### AIM OF THE EXERCISE
Each entry that follows must be output without any deviation.

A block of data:
————
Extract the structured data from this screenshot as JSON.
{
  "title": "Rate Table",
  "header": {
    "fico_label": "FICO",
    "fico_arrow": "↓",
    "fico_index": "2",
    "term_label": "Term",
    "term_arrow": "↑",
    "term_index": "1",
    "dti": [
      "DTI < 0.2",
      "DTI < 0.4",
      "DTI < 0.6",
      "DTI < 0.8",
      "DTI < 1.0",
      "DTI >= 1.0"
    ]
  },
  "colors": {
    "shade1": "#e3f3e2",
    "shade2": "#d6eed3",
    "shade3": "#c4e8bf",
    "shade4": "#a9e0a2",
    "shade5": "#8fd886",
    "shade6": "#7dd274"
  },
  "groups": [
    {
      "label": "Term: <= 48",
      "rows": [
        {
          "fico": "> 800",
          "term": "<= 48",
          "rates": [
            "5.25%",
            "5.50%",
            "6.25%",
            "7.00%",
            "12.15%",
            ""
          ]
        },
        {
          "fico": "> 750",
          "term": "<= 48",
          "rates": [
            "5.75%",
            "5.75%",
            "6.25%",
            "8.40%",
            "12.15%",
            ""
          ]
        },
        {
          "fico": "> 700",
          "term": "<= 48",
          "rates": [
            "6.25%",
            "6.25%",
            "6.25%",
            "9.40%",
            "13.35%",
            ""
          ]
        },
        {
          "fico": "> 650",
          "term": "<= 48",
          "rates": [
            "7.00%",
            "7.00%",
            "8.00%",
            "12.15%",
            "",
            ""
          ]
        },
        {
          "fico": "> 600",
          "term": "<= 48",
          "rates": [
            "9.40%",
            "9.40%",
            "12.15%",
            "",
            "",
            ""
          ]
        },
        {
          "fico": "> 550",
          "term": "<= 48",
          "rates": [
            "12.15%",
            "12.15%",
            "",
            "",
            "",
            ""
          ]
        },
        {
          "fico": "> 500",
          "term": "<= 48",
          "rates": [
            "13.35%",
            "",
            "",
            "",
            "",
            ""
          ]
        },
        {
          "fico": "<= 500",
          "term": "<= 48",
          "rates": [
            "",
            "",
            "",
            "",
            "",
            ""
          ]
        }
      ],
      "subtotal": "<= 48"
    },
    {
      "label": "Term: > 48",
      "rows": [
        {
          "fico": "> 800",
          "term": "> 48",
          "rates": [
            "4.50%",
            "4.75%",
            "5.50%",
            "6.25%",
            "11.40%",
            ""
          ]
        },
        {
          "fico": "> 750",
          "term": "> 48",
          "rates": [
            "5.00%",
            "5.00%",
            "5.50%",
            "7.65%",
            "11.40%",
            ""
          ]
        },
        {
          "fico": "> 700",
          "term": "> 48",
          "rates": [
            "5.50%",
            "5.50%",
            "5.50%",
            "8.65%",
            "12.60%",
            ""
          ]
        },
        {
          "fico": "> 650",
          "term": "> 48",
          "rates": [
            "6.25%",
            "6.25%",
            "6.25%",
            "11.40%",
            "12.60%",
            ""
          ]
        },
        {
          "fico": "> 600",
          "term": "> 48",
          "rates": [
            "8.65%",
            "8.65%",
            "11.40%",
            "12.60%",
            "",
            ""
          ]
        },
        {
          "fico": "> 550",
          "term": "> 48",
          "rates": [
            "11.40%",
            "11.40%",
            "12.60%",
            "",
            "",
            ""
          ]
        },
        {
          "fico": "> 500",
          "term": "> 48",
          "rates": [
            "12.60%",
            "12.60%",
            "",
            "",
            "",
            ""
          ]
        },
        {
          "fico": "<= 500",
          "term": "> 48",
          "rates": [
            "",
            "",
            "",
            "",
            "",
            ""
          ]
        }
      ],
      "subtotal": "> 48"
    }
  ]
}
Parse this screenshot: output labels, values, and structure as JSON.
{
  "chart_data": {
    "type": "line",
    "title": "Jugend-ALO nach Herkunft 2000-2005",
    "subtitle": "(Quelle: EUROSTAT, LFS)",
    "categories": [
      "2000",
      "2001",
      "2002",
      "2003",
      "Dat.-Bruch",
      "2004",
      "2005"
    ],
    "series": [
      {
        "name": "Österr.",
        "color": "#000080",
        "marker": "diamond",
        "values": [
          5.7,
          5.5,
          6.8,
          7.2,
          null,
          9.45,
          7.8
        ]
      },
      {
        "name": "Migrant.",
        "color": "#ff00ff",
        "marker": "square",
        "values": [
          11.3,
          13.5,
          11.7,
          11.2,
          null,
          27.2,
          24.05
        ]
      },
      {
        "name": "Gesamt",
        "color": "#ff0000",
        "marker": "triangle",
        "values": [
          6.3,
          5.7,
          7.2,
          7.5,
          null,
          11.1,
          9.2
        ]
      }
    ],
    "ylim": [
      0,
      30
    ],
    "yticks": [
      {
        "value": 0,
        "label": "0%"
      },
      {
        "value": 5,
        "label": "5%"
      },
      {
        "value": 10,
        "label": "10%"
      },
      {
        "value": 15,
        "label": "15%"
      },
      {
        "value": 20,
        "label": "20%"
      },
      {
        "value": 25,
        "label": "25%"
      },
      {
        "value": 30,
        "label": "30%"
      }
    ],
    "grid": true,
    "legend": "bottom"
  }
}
————
### THE COMPLETED TASK
Extract the structured data from this screenshot as JSON.
{
  "title": "Rate Table",
  "header": {
    "fico_label": "FICO",
    "fico_arrow": "↓",
    "fico_index": "2",
    "term_label": "Term",
    "term_arrow": "↑",
    "term_index": "1",
    "dti": [
      "DTI < 0.2",
      "DTI < 0.4",
      "DTI < 0.6",
      "DTI < 0.8",
      "DTI < 1.0",
      "DTI >= 1.0"
    ]
  },
  "colors": {
    "shade1": "#e3f3e2",
    "shade2": "#d6eed3",
    "shade3": "#c4e8bf",
    "shade4": "#a9e0a2",
    "shade5": "#8fd886",
    "shade6": "#7dd274"
  },
  "groups": [
    {
      "label": "Term: <= 48",
      "rows": [
        {
          "fico": "> 800",
          "term": "<= 48",
          "rates": [
            "5.25%",
            "5.50%",
            "6.25%",
            "7.00%",
            "12.15%",
            ""
          ]
        },
        {
          "fico": "> 750",
          "term": "<= 48",
          "rates": [
            "5.75%",
            "5.75%",
            "6.25%",
            "8.40%",
            "12.15%",
            ""
          ]
        },
        {
          "fico": "> 700",
          "term": "<= 48",
          "rates": [
            "6.25%",
            "6.25%",
            "6.25%",
            "9.40%",
            "13.35%",
            ""
          ]
        },
        {
          "fico": "> 650",
          "term": "<= 48",
          "rates": [
            "7.00%",
            "7.00%",
            "8.00%",
            "12.15%",
            "",
            ""
          ]
        },
        {
          "fico": "> 600",
          "term": "<= 48",
          "rates": [
            "9.40%",
            "9.40%",
            "12.15%",
            "",
            "",
            ""
          ]
        },
        {
          "fico": "> 550",
          "term": "<= 48",
          "rates": [
            "12.15%",
            "12.15%",
            "",
            "",
            "",
            ""
          ]
        },
        {
          "fico": "> 500",
          "term": "<= 48",
          "rates": [
            "13.35%",
            "",
            "",
            "",
            "",
            ""
          ]
        },
        {
          "fico": "<= 500",
          "term": "<= 48",
          "rates": [
            "",
            "",
            "",
            "",
            "",
            ""
          ]
        }
      ],
      "subtotal": "<= 48"
    },
    {
      "label": "Term: > 48",
      "rows": [
        {
          "fico": "> 800",
          "term": "> 48",
          "rates": [
            "4.50%",
            "4.75%",
            "5.50%",
            "6.25%",
            "11.40%",
            ""
          ]
        },
        {
          "fico": "> 750",
          "term": "> 48",
          "rates": [
            "5.00%",
            "5.00%",
            "5.50%",
            "7.65%",
            "11.40%",
            ""
          ]
        },
        {
          "fico": "> 700",
          "term": "> 48",
          "rates": [
            "5.50%",
            "5.50%",
            "5.50%",
            "8.65%",
            "12.60%",
            ""
          ]
        },
        {
          "fico": "> 650",
          "term": "> 48",
          "rates": [
            "6.25%",
            "6.25%",
            "6.25%",
            "11.40%",
            "12.60%",
            ""
          ]
        },
        {
          "fico": "> 600",
          "term": "> 48",
          "rates": [
            "8.65%",
            "8.65%",
            "11.40%",
            "12.60%",
            "",
            ""
          ]
        },
        {
          "fico": "> 550",
          "term": "> 48",
          "rates": [
            "11.40%",
            "11.40%",
            "12.60%",
            "",
            "",
            ""
          ]
        },
        {
          "fico": "> 500",
          "term": "> 48",
          "rates": [
            "12.60%",
            "12.60%",
            "",
            "",
            "",
            ""
          ]
        },
        {
          "fico": "<= 500",
          "term": "> 48",
          "rates": [
            "",
            "",
            "",
            "",
            "",
            ""
          ]
        }
      ],
      "subtotal": "> 48"
    }
  ]
}
Parse this screenshot: output labels, values, and structure as JSON.
{
  "chart_data": {
    "type": "line",
    "title": "Jugend-ALO nach Herkunft 2000-2005",
    "subtitle": "(Quelle: EUROSTAT, LFS)",
    "categories": [
      "2000",
      "2001",
      "2002",
      "2003",
      "Dat.-Bruch",
      "2004",
      "2005"
    ],
    "series": [
      {
        "name": "Österr.",
        "color": "#000080",
        "marker": "diamond",
        "values": [
          5.7,
          5.5,
          6.8,
          7.2,
          null,
          9.45,
          7.8
        ]
      },
      {
        "name": "Migrant.",
        "color": "#ff00ff",
        "marker": "square",
        "values": [
          11.3,
          13.5,
          11.7,
          11.2,
          null,
          27.2,
          24.05
        ]
      },
      {
        "name": "Gesamt",
        "color": "#ff0000",
        "marker": "triangle",
        "values": [
          6.3,
          5.7,
          7.2,
          7.5,
          null,
          11.1,
          9.2
        ]
      }
    ],
    "ylim": [
      0,
      30
    ],
    "yticks": [
      {
        "value": 0,
        "label": "0%"
      },
      {
        "value": 5,
        "label": "5%"
      },
      {
        "value": 10,
        "label": "10%"
      },
      {
        "value": 15,
        "label": "15%"
      },
      {
        "value": 20,
        "label": "20%"
      },
      {
        "value": 25,
        "label": "25%"
      },
      {
        "value": 30,
        "label": "30%"
      }
    ],
    "grid": true,
    "legend": "bottom"
  }
}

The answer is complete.